— begin Listed records —

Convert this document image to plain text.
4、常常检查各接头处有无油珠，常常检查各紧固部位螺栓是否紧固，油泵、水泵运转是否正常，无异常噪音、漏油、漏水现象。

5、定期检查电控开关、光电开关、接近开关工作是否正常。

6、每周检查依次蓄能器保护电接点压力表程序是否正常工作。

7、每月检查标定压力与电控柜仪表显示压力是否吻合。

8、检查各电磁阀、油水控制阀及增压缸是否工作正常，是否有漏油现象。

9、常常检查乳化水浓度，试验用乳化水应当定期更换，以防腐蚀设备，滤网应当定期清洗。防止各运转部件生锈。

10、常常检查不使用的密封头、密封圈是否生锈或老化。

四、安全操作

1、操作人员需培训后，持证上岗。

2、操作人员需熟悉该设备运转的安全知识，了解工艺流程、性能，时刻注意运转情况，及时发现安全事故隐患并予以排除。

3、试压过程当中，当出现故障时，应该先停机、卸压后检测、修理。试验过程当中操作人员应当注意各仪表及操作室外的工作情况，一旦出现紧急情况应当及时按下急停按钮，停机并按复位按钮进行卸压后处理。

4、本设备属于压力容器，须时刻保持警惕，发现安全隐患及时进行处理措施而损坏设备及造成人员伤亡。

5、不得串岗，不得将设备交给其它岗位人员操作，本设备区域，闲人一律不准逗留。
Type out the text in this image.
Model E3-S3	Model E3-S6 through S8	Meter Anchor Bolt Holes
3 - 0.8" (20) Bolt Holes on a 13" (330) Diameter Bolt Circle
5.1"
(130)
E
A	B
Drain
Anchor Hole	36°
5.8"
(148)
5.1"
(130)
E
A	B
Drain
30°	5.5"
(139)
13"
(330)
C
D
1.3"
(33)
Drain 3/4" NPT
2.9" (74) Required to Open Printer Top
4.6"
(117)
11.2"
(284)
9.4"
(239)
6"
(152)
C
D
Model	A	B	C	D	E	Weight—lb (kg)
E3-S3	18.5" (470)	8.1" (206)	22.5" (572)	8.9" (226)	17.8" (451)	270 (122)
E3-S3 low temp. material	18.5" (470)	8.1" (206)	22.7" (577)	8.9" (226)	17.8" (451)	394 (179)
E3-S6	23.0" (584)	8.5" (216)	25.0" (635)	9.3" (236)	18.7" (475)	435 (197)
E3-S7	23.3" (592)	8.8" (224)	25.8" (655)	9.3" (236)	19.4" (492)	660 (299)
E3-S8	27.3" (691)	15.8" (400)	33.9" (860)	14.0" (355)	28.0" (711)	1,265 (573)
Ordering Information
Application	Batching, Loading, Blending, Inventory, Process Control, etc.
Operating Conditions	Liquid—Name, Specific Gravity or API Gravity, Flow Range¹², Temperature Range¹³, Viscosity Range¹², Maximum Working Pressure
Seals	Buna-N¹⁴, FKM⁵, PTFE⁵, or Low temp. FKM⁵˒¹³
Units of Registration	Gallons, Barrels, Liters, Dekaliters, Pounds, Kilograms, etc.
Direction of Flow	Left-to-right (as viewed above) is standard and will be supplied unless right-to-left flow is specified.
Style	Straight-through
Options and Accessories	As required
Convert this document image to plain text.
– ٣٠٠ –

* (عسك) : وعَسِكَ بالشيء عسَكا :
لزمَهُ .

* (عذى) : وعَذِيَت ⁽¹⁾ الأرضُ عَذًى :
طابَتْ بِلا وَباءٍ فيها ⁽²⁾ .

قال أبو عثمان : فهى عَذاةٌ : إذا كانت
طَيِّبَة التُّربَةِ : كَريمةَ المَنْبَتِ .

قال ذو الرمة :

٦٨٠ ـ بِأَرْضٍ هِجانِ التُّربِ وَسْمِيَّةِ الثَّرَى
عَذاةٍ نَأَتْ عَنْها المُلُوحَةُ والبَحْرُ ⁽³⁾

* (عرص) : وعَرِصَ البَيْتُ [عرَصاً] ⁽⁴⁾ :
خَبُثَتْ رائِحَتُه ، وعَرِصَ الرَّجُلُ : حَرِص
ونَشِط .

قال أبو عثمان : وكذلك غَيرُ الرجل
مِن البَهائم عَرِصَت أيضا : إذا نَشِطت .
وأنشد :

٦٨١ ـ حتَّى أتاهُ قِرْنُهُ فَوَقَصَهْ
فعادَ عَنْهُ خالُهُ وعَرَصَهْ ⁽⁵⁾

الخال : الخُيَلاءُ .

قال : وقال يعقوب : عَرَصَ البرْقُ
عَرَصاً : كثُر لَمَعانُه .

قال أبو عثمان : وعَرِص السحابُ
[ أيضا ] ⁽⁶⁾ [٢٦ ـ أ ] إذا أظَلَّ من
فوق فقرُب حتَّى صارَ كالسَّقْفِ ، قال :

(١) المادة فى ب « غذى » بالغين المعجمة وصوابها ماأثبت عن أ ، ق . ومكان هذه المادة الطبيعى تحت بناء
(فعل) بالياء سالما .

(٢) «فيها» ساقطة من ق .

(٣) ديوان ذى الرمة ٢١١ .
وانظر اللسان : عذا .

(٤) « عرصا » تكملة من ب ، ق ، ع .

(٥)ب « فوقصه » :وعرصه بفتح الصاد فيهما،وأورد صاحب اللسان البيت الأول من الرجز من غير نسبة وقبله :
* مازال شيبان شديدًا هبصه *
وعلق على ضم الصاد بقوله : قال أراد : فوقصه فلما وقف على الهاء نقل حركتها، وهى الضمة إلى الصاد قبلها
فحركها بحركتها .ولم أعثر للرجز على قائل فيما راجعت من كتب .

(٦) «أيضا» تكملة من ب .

— end Listed records —

Take the listing above and write it out again exactly.

> _Reply_:
Convert this document image to plain text.
4、常常检查各接头处有无油珠，常常检查各紧固部位螺栓是否紧固，油泵、水泵运转是否正常，无异常噪音、漏油、漏水现象。

5、定期检查电控开关、光电开关、接近开关工作是否正常。

6、每周检查依次蓄能器保护电接点压力表程序是否正常工作。

7、每月检查标定压力与电控柜仪表显示压力是否吻合。

8、检查各电磁阀、油水控制阀及增压缸是否工作正常，是否有漏油现象。

9、常常检查乳化水浓度，试验用乳化水应当定期更换，以防腐蚀设备，滤网应当定期清洗。防止各运转部件生锈。

10、常常检查不使用的密封头、密封圈是否生锈或老化。

四、安全操作

1、操作人员需培训后，持证上岗。

2、操作人员需熟悉该设备运转的安全知识，了解工艺流程、性能，时刻注意运转情况，及时发现安全事故隐患并予以排除。

3、试压过程当中，当出现故障时，应该先停机、卸压后检测、修理。试验过程当中操作人员应当注意各仪表及操作室外的工作情况，一旦出现紧急情况应当及时按下急停按钮，停机并按复位按钮进行卸压后处理。

4、本设备属于压力容器，须时刻保持警惕，发现安全隐患及时进行处理措施而损坏设备及造成人员伤亡。

5、不得串岗，不得将设备交给其它岗位人员操作，本设备区域，闲人一律不准逗留。
Type out the text in this image.
Model E3-S3	Model E3-S6 through S8	Meter Anchor Bolt Holes
3 - 0.8" (20) Bolt Holes on a 13" (330) Diameter Bolt Circle
5.1"
(130)
E
A	B
Drain
Anchor Hole	36°
5.8"
(148)
5.1"
(130)
E
A	B
Drain
30°	5.5"
(139)
13"
(330)
C
D
1.3"
(33)
Drain 3/4" NPT
2.9" (74) Required to Open Printer Top
4.6"
(117)
11.2"
(284)
9.4"
(239)
6"
(152)
C
D
Model	A	B	C	D	E	Weight—lb (kg)
E3-S3	18.5" (470)	8.1" (206)	22.5" (572)	8.9" (226)	17.8" (451)	270 (122)
E3-S3 low temp. material	18.5" (470)	8.1" (206)	22.7" (577)	8.9" (226)	17.8" (451)	394 (179)
E3-S6	23.0" (584)	8.5" (216)	25.0" (635)	9.3" (236)	18.7" (475)	435 (197)
E3-S7	23.3" (592)	8.8" (224)	25.8" (655)	9.3" (236)	19.4" (492)	660 (299)
E3-S8	27.3" (691)	15.8" (400)	33.9" (860)	14.0" (355)	28.0" (711)	1,265 (573)
Ordering Information
Application	Batching, Loading, Blending, Inventory, Process Control, etc.
Operating Conditions	Liquid—Name, Specific Gravity or API Gravity, Flow Range¹², Temperature Range¹³, Viscosity Range¹², Maximum Working Pressure
Seals	Buna-N¹⁴, FKM⁵, PTFE⁵, or Low temp. FKM⁵˒¹³
Units of Registration	Gallons, Barrels, Liters, Dekaliters, Pounds, Kilograms, etc.
Direction of Flow	Left-to-right (as viewed above) is standard and will be supplied unless right-to-left flow is specified.
Style	Straight-through
Options and Accessories	As required
Convert this document image to plain text.
– ٣٠٠ –

* (عسك) : وعَسِكَ بالشيء عسَكا :
لزمَهُ .

* (عذى) : وعَذِيَت ⁽¹⁾ الأرضُ عَذًى :
طابَتْ بِلا وَباءٍ فيها ⁽²⁾ .

قال أبو عثمان : فهى عَذاةٌ : إذا كانت
طَيِّبَة التُّربَةِ : كَريمةَ المَنْبَتِ .

قال ذو الرمة :

٦٨٠ ـ بِأَرْضٍ هِجانِ التُّربِ وَسْمِيَّةِ الثَّرَى
عَذاةٍ نَأَتْ عَنْها المُلُوحَةُ والبَحْرُ ⁽³⁾

* (عرص) : وعَرِصَ البَيْتُ [عرَصاً] ⁽⁴⁾ :
خَبُثَتْ رائِحَتُه ، وعَرِصَ الرَّجُلُ : حَرِص
ونَشِط .

قال أبو عثمان : وكذلك غَيرُ الرجل
مِن البَهائم عَرِصَت أيضا : إذا نَشِطت .
وأنشد :

٦٨١ ـ حتَّى أتاهُ قِرْنُهُ فَوَقَصَهْ
فعادَ عَنْهُ خالُهُ وعَرَصَهْ ⁽⁵⁾

الخال : الخُيَلاءُ .

قال : وقال يعقوب : عَرَصَ البرْقُ
عَرَصاً : كثُر لَمَعانُه .

قال أبو عثمان : وعَرِص السحابُ
[ أيضا ] ⁽⁶⁾ [٢٦ ـ أ ] إذا أظَلَّ من
فوق فقرُب حتَّى صارَ كالسَّقْفِ ، قال :

(١) المادة فى ب « غذى » بالغين المعجمة وصوابها ماأثبت عن أ ، ق . ومكان هذه المادة الطبيعى تحت بناء
(فعل) بالياء سالما .

(٢) «فيها» ساقطة من ق .

(٣) ديوان ذى الرمة ٢١١ .
وانظر اللسان : عذا .

(٤) « عرصا » تكملة من ب ، ق ، ع .

(٥)ب « فوقصه » :وعرصه بفتح الصاد فيهما،وأورد صاحب اللسان البيت الأول من الرجز من غير نسبة وقبله :
* مازال شيبان شديدًا هبصه *
وعلق على ضم الصاد بقوله : قال أراد : فوقصه فلما وقف على الهاء نقل حركتها، وهى الضمة إلى الصاد قبلها
فحركها بحركتها .ولم أعثر للرجز على قائل فيما راجعت من كتب .

(٦) «أيضا» تكملة من ب .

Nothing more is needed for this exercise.